**TASK GOAL:** Extract the full listing verbatim and drop any pictures from your copy.

○ ○ ○

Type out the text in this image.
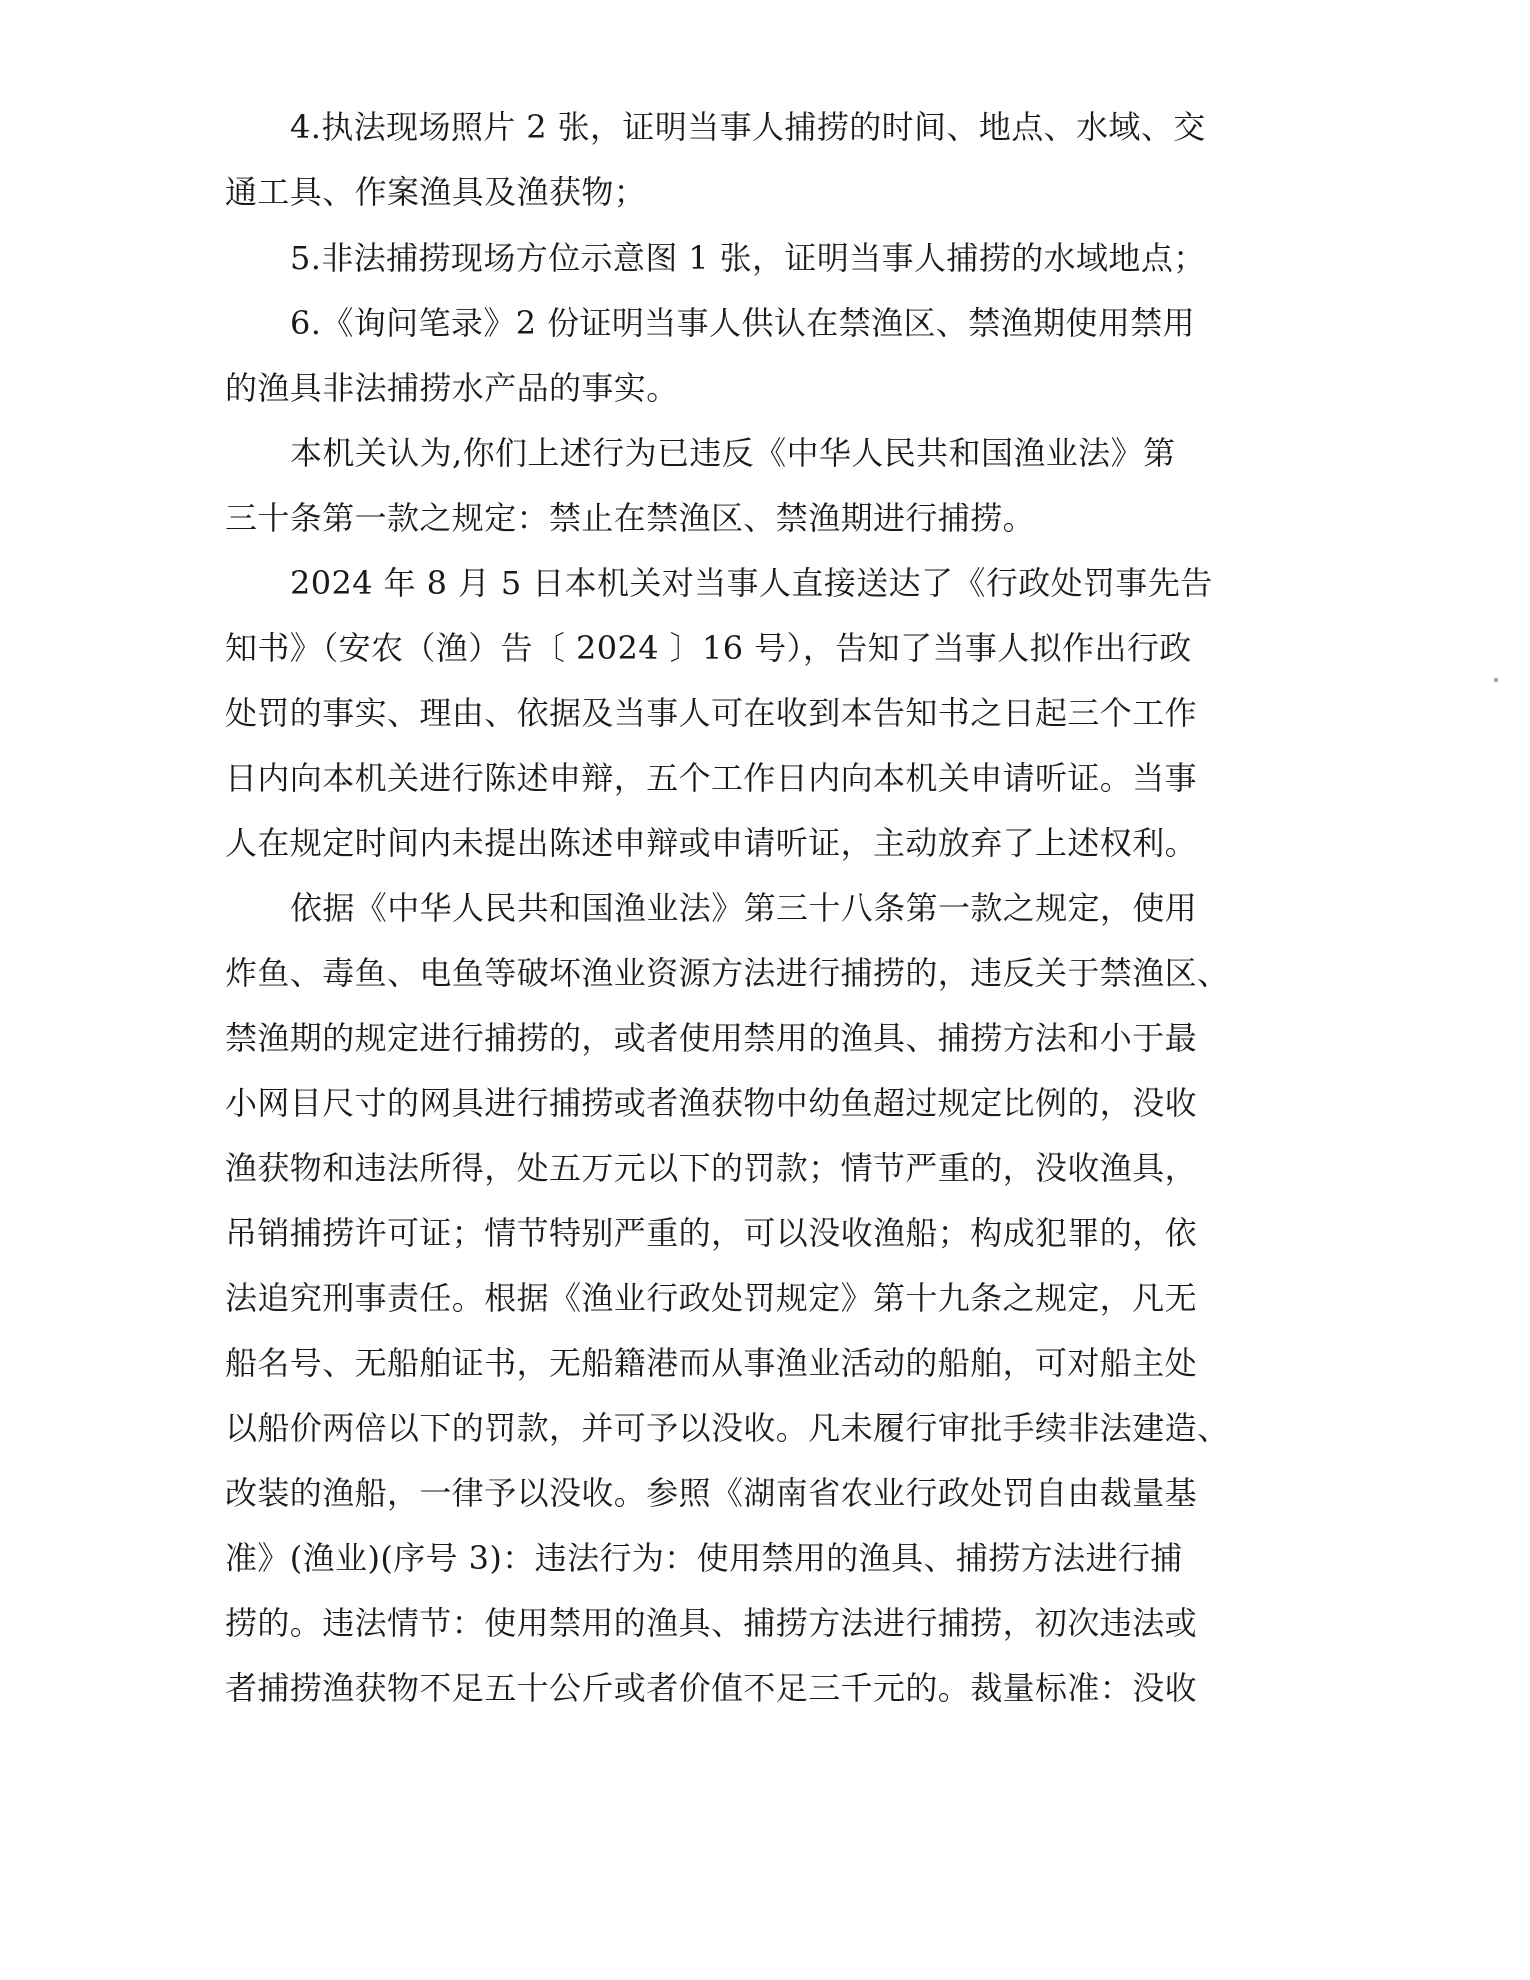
4.执法现场照片 2 张，证明当事人捕捞的时间、地点、水域、交
通工具、作案渔具及渔获物；
5.非法捕捞现场方位示意图 1 张，证明当事人捕捞的水域地点；
6.《询问笔录》2 份证明当事人供认在禁渔区、禁渔期使用禁用
的渔具非法捕捞水产品的事实。
本机关认为,你们上述行为已违反《中华人民共和国渔业法》第
三十条第一款之规定：禁止在禁渔区、禁渔期进行捕捞。
2024 年 8 月 5 日本机关对当事人直接送达了《行政处罚事先告
知书》（安农（渔）告〔 2024 〕16 号），告知了当事人拟作出行政
处罚的事实、理由、依据及当事人可在收到本告知书之日起三个工作
日内向本机关进行陈述申辩，五个工作日内向本机关申请听证。当事
人在规定时间内未提出陈述申辩或申请听证，主动放弃了上述权利。
依据《中华人民共和国渔业法》第三十八条第一款之规定，使用
炸鱼、毒鱼、电鱼等破坏渔业资源方法进行捕捞的，违反关于禁渔区、
禁渔期的规定进行捕捞的，或者使用禁用的渔具、捕捞方法和小于最
小网目尺寸的网具进行捕捞或者渔获物中幼鱼超过规定比例的，没收
渔获物和违法所得，处五万元以下的罚款；情节严重的，没收渔具，
吊销捕捞许可证；情节特别严重的，可以没收渔船；构成犯罪的，依
法追究刑事责任。根据《渔业行政处罚规定》第十九条之规定，凡无
船名号、无船舶证书，无船籍港而从事渔业活动的船舶，可对船主处
以船价两倍以下的罚款，并可予以没收。凡未履行审批手续非法建造、
改装的渔船，一律予以没收。参照《湖南省农业行政处罚自由裁量基
准》(渔业)(序号 3)：违法行为：使用禁用的渔具、捕捞方法进行捕
捞的。违法情节：使用禁用的渔具、捕捞方法进行捕捞，初次违法或
者捕捞渔获物不足五十公斤或者价值不足三千元的。裁量标准：没收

○ ○ ○

**RESPONSE:**
Type out the text in this image.
4.执法现场照片 2 张，证明当事人捕捞的时间、地点、水域、交
通工具、作案渔具及渔获物；
5.非法捕捞现场方位示意图 1 张，证明当事人捕捞的水域地点；
6.《询问笔录》2 份证明当事人供认在禁渔区、禁渔期使用禁用
的渔具非法捕捞水产品的事实。
本机关认为,你们上述行为已违反《中华人民共和国渔业法》第
三十条第一款之规定：禁止在禁渔区、禁渔期进行捕捞。
2024 年 8 月 5 日本机关对当事人直接送达了《行政处罚事先告
知书》（安农（渔）告〔 2024 〕16 号），告知了当事人拟作出行政
处罚的事实、理由、依据及当事人可在收到本告知书之日起三个工作
日内向本机关进行陈述申辩，五个工作日内向本机关申请听证。当事
人在规定时间内未提出陈述申辩或申请听证，主动放弃了上述权利。
依据《中华人民共和国渔业法》第三十八条第一款之规定，使用
炸鱼、毒鱼、电鱼等破坏渔业资源方法进行捕捞的，违反关于禁渔区、
禁渔期的规定进行捕捞的，或者使用禁用的渔具、捕捞方法和小于最
小网目尺寸的网具进行捕捞或者渔获物中幼鱼超过规定比例的，没收
渔获物和违法所得，处五万元以下的罚款；情节严重的，没收渔具，
吊销捕捞许可证；情节特别严重的，可以没收渔船；构成犯罪的，依
法追究刑事责任。根据《渔业行政处罚规定》第十九条之规定，凡无
船名号、无船舶证书，无船籍港而从事渔业活动的船舶，可对船主处
以船价两倍以下的罚款，并可予以没收。凡未履行审批手续非法建造、
改装的渔船，一律予以没收。参照《湖南省农业行政处罚自由裁量基
准》(渔业)(序号 3)：违法行为：使用禁用的渔具、捕捞方法进行捕
捞的。违法情节：使用禁用的渔具、捕捞方法进行捕捞，初次违法或
者捕捞渔获物不足五十公斤或者价值不足三千元的。裁量标准：没收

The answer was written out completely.